**Exercise description:**
Find every line of the listing below where "आशयक" appears, and copy it.

**Exercise input:**
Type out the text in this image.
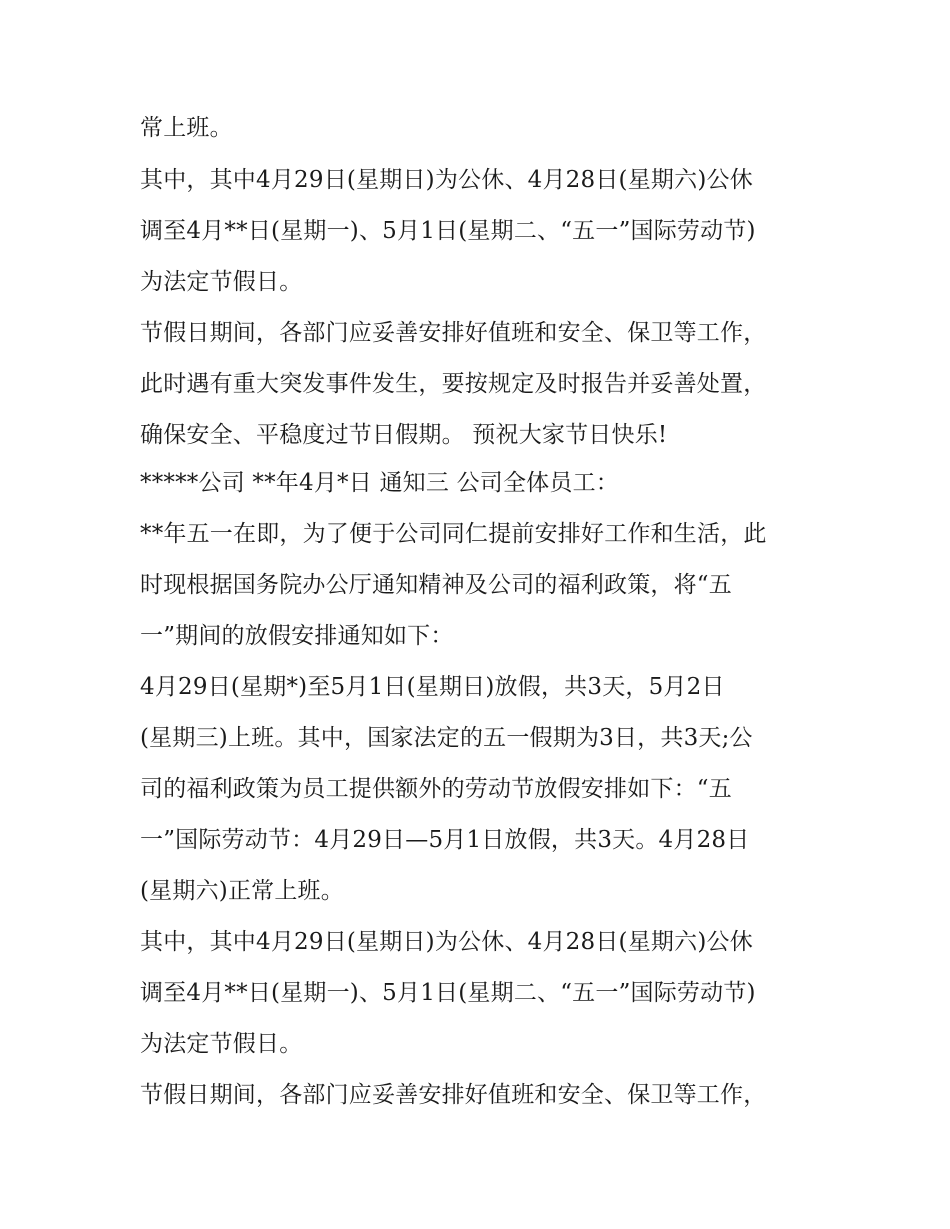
常上班。
其中，其中4月29日(星期日)为公休、4月28日(星期六)公休
调至4月**日(星期一)、5月1日(星期二、“五一”国际劳动节)
为法定节假日。
节假日期间，各部门应妥善安排好值班和安全、保卫等工作，
此时遇有重大突发事件发生，要按规定及时报告并妥善处置，
确保安全、平稳度过节日假期。 预祝大家节日快乐!
*****公司 **年4月*日 通知三 公司全体员工：
**年五一在即，为了便于公司同仁提前安排好工作和生活，此
时现根据国务院办公厅通知精神及公司的福利政策，将“五
一”期间的放假安排通知如下：
4月29日(星期*)至5月1日(星期日)放假，共3天，5月2日
(星期三)上班。其中，国家法定的五一假期为3日，共3天;公
司的福利政策为员工提供额外的劳动节放假安排如下：“五
一”国际劳动节：4月29日—5月1日放假，共3天。4月28日
(星期六)正常上班。
其中，其中4月29日(星期日)为公休、4月28日(星期六)公休
调至4月**日(星期一)、5月1日(星期二、“五一”国际劳动节)
为法定节假日。
节假日期间，各部门应妥善安排好值班和安全、保卫等工作，
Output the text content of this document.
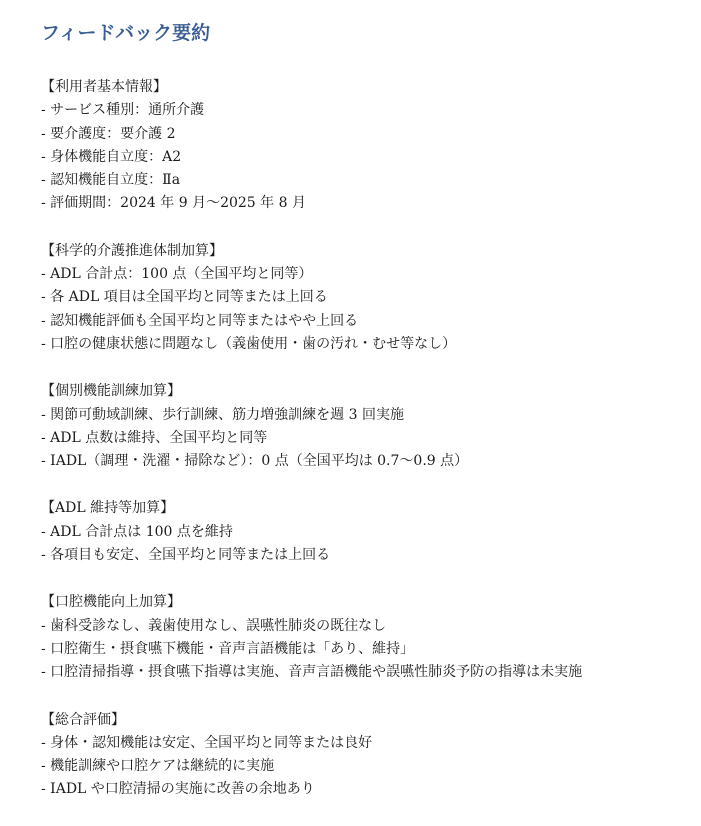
フィードバック要約
【利用者基本情報】
- サービス種別：通所介護
- 要介護度：要介護 2
- 身体機能自立度：A2
- 認知機能自立度：Ⅱa
- 評価期間：2024 年 9 月～2025 年 8 月
【科学的介護推進体制加算】
- ADL 合計点：100 点（全国平均と同等）
- 各 ADL 項目は全国平均と同等または上回る
- 認知機能評価も全国平均と同等またはやや上回る
- 口腔の健康状態に問題なし（義歯使用・歯の汚れ・むせ等なし）
【個別機能訓練加算】
- 関節可動域訓練、歩行訓練、筋力増強訓練を週 3 回実施
- ADL 点数は維持、全国平均と同等
- IADL（調理・洗濯・掃除など）：0 点（全国平均は 0.7～0.9 点）
【ADL 維持等加算】
- ADL 合計点は 100 点を維持
- 各項目も安定、全国平均と同等または上回る
【口腔機能向上加算】
- 歯科受診なし、義歯使用なし、誤嚥性肺炎の既往なし
- 口腔衛生・摂食嚥下機能・音声言語機能は「あり、維持」
- 口腔清掃指導・摂食嚥下指導は実施、音声言語機能や誤嚥性肺炎予防の指導は未実施
【総合評価】
- 身体・認知機能は安定、全国平均と同等または良好
- 機能訓練や口腔ケアは継続的に実施
- IADL や口腔清掃の実施に改善の余地あり
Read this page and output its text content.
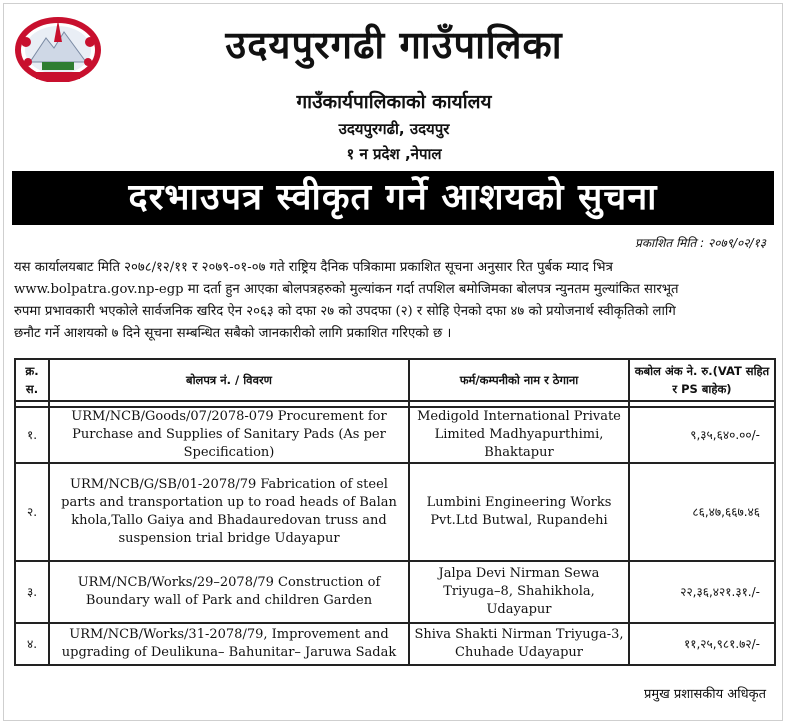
उदयपुरगढी गाउँपालिका
गाउँकार्यपालिकाको कार्यालय
उदयपुरगढी, उदयपुर
१ न प्रदेश ,नेपाल
दरभाउपत्र स्वीकृत गर्ने आशयको सुचना
प्रकाशित मिति : २०७९/०२/१३
यस कार्यालयबाट मिति २०७८/१२/११ र २०७९-०१-०७ गते राष्ट्रिय दैनिक पत्रिकामा प्रकाशित सूचना अनुसार रित पुर्बक म्याद भित्र
www.bolpatra.gov.np-egp मा दर्ता हुन आएका बोलपत्रहरुको मुल्यांकन गर्दा तपशिल बमोजिमका बोलपत्र न्युनतम मुल्यांकित सारभूत
रुपमा प्रभावकारी भएकोले सार्वजनिक खरिद ऐन २०६३ को दफा २७ को उपदफा (२) र सोहि ऐनको दफा ४७ को प्रयोजनार्थ स्वीकृतिको लागि
छनौट गर्ने आशयको ७ दिने सूचना सम्बन्धित सबैको जानकारीको लागि प्रकाशित गरिएको छ ।
क्र. स.	बोलपत्र नं. / विवरण	फर्म/कम्पनीको नाम र ठेगाना	कबोल अंक ने. रु.(VAT सहित र PS बाहेक)

१.	URM/NCB/Goods/07/2078-079 Procurement for Purchase and Supplies of Sanitary Pads (As per Specification)	Medigold International Private Limited Madhyapurthimi, Bhaktapur	९,३५,६४०.००/-
२.	URM/NCB/G/SB/01-2078/79 Fabrication of steel parts and transportation up to road heads of Balan khola,Tallo Gaiya and Bhadauredovan truss and suspension trial bridge Udayapur	Lumbini Engineering Works Pvt.Ltd Butwal, Rupandehi	८६,४७,६६७.४६
३.	URM/NCB/Works/29–2078/79 Construction of Boundary wall of Park and children Garden	Jalpa Devi Nirman Sewa Triyuga–8, Shahikhola, Udayapur	२२,३६,४२१.३१./-
४.	URM/NCB/Works/31-2078/79, Improvement and upgrading of Deulikuna– Bahunitar– Jaruwa Sadak	Shiva Shakti Nirman Triyuga-3, Chuhade Udayapur	११,२५,९८१.७२/-
प्रमुख प्रशासकीय अधिकृत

**Exercise answer:**
दरभाउपत्र स्वीकृत गर्ने आशयको सुचना
छनौट गर्ने आशयको ७ दिने सूचना सम्बन्धित सबैको जानकारीको लागि प्रकाशित गरिएको छ ।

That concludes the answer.